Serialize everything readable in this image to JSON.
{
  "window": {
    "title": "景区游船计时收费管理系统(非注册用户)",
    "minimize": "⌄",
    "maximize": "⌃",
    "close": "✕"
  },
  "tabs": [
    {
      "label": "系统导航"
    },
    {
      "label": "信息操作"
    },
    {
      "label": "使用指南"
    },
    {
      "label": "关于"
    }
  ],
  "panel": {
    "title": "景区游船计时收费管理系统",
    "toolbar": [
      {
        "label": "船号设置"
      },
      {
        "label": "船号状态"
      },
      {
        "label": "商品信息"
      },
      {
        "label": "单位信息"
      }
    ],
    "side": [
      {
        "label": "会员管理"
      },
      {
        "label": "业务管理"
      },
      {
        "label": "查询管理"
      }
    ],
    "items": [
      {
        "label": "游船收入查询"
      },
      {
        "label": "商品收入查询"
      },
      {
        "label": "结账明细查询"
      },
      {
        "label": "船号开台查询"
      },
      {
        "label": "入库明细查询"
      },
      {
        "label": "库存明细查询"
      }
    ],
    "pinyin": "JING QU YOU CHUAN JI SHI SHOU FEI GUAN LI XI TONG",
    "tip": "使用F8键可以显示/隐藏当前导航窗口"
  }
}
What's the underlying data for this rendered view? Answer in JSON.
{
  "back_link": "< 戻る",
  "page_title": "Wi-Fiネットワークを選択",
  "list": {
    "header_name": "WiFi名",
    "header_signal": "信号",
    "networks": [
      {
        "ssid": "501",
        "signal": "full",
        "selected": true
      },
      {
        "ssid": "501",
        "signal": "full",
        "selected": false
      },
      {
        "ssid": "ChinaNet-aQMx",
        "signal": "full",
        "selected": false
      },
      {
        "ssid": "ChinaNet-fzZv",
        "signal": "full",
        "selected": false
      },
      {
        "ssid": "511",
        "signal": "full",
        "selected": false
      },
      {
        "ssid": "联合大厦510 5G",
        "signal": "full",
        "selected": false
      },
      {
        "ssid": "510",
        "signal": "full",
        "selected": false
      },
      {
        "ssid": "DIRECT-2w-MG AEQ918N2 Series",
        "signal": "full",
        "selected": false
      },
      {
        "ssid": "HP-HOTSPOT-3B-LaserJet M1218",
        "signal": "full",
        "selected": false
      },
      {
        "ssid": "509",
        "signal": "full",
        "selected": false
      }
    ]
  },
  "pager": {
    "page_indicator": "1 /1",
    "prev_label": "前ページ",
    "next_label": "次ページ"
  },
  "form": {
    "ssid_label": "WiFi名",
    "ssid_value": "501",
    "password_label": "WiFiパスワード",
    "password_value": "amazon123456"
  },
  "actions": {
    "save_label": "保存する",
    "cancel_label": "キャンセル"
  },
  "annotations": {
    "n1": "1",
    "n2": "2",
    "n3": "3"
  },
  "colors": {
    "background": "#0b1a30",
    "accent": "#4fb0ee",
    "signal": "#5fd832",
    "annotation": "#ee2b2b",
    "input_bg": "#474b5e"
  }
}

----

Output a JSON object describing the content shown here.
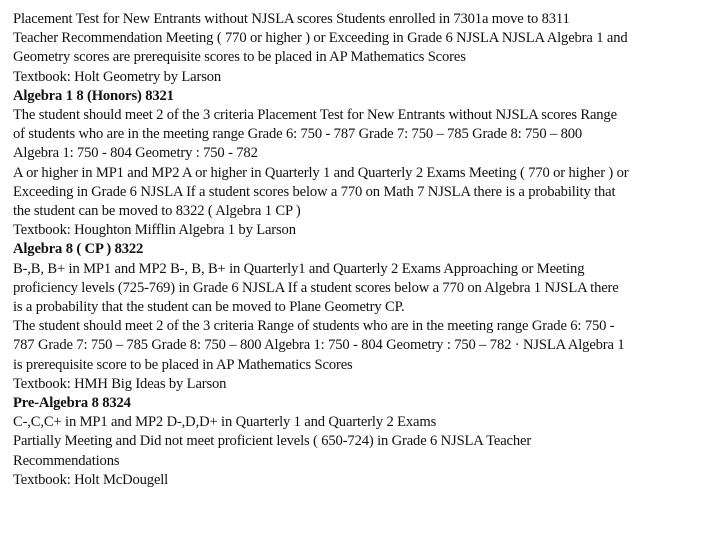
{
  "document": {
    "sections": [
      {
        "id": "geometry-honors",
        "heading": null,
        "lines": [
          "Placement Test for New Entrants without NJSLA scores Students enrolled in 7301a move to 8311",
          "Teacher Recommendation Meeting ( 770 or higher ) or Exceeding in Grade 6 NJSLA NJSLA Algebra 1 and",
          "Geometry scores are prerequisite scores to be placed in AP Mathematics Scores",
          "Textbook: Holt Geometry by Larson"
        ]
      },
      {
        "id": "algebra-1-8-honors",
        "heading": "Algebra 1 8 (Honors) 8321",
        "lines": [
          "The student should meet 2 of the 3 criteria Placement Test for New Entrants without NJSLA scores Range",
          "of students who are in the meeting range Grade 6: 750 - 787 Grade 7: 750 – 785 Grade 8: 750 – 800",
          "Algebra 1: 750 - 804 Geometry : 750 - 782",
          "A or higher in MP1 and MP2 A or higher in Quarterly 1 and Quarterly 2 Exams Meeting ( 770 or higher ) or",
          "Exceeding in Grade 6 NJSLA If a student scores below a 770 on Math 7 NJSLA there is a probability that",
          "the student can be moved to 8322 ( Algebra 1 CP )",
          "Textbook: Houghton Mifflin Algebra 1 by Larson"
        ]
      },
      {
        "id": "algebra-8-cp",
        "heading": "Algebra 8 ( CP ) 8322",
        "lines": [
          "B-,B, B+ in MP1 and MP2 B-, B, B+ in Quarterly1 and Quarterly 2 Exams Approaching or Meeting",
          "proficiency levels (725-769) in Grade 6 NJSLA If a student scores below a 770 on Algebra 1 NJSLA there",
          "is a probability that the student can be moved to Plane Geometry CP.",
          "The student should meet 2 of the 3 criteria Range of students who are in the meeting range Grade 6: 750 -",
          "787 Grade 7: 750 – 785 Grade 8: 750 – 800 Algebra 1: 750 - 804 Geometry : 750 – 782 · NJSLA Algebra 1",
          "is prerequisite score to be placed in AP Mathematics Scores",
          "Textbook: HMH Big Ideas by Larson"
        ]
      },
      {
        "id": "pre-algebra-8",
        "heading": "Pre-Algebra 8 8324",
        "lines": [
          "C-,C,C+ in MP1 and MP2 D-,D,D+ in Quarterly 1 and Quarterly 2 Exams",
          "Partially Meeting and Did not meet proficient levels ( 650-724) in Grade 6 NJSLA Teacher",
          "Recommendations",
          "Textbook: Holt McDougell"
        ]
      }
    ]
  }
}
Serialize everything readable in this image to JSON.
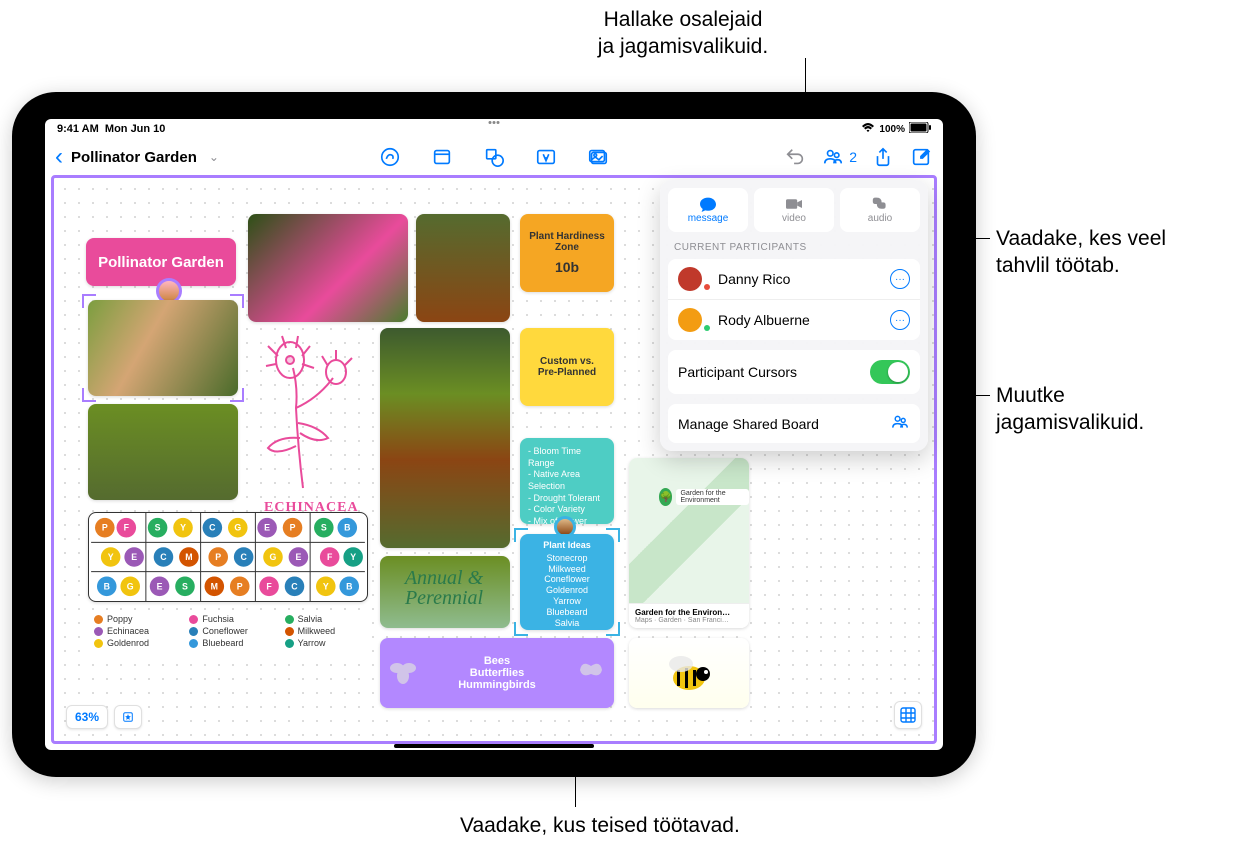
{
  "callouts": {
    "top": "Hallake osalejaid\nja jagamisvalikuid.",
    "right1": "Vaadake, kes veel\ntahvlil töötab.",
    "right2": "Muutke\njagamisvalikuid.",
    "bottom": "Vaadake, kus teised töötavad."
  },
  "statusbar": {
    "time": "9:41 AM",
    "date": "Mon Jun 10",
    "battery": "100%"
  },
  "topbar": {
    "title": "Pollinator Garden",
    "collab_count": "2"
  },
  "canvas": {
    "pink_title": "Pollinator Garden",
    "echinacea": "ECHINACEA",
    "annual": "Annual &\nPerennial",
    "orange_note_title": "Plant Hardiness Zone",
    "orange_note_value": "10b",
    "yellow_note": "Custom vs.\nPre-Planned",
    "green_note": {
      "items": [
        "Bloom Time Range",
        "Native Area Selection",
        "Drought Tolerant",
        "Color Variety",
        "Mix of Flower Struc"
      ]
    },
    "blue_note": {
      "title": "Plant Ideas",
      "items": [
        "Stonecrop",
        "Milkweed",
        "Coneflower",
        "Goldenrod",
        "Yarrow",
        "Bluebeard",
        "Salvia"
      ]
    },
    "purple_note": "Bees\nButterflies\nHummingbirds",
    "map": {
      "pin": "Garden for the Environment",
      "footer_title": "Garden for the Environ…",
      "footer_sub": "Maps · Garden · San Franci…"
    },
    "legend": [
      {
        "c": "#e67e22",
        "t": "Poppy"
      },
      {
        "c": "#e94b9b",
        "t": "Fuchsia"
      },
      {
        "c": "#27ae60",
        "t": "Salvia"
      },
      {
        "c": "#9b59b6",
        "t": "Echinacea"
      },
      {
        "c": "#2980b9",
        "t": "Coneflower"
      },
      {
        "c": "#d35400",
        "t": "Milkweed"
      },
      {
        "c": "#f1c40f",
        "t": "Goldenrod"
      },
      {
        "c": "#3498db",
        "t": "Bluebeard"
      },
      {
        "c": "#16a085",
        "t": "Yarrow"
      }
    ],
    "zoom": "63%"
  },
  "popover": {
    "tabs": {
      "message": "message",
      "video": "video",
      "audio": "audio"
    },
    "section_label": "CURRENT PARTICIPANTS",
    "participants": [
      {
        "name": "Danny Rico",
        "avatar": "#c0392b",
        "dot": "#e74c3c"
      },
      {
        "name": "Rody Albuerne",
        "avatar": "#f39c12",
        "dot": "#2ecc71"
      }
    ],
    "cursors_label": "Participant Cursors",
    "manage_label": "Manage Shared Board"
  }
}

----

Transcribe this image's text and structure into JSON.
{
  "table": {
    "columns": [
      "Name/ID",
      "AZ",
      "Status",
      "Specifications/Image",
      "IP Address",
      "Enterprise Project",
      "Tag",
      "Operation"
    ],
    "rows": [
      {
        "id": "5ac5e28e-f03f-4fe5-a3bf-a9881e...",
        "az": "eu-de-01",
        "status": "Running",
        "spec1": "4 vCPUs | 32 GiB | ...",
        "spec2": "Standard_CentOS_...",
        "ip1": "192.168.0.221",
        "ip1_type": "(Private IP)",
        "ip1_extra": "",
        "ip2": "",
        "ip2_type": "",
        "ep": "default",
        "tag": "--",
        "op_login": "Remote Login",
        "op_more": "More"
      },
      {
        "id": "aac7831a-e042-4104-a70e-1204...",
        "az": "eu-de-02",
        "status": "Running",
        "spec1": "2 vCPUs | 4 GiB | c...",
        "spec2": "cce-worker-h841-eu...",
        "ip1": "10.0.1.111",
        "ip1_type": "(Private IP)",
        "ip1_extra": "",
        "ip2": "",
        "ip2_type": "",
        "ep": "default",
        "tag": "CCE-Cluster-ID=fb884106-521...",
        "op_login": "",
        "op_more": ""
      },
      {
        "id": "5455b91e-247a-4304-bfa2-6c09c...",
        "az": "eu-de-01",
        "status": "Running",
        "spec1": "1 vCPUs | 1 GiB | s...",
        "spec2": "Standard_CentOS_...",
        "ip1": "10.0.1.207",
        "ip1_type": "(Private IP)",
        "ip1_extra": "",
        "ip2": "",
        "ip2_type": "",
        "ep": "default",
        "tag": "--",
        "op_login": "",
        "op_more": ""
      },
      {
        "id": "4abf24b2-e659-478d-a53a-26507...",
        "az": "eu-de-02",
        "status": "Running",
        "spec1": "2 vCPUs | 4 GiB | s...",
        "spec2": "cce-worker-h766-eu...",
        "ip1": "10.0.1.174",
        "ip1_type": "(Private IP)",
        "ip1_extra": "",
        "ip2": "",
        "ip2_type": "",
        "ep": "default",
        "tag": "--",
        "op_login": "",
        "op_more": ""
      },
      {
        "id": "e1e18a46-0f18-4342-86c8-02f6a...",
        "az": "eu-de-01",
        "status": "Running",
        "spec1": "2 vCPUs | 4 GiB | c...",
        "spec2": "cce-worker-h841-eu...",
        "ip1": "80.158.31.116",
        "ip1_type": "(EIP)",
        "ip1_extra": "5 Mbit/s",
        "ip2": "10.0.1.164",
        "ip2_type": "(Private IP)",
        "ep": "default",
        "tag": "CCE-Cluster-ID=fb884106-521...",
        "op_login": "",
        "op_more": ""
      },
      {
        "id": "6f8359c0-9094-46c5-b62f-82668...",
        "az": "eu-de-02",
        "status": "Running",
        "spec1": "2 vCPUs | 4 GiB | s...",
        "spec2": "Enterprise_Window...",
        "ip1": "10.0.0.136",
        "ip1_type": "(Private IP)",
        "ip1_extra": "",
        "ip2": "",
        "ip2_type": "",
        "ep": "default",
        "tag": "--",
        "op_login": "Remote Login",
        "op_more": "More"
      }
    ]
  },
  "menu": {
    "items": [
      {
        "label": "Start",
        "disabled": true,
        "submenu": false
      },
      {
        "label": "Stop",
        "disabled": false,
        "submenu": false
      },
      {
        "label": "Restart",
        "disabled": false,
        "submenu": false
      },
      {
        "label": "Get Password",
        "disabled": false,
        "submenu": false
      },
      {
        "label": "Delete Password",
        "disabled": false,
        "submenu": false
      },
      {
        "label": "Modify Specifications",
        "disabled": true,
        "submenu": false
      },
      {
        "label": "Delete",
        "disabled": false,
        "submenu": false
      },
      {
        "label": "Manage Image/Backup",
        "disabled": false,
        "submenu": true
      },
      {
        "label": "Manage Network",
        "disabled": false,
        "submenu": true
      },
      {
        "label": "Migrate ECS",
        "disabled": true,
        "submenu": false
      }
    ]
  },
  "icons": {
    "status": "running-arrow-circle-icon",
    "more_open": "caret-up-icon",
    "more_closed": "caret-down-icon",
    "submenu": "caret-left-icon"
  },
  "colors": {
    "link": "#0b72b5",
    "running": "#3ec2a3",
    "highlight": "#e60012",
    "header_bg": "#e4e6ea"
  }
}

----

> _Set task_: Copy, from the material, each line that holds the string "Test".

> _The reply_:
          "Placement Test for New Entrants without NJSLA scores Students enrolled in 7301a move to 8311",
          "The student should meet 2 of the 3 criteria Placement Test for New Entrants without NJSLA scores Range",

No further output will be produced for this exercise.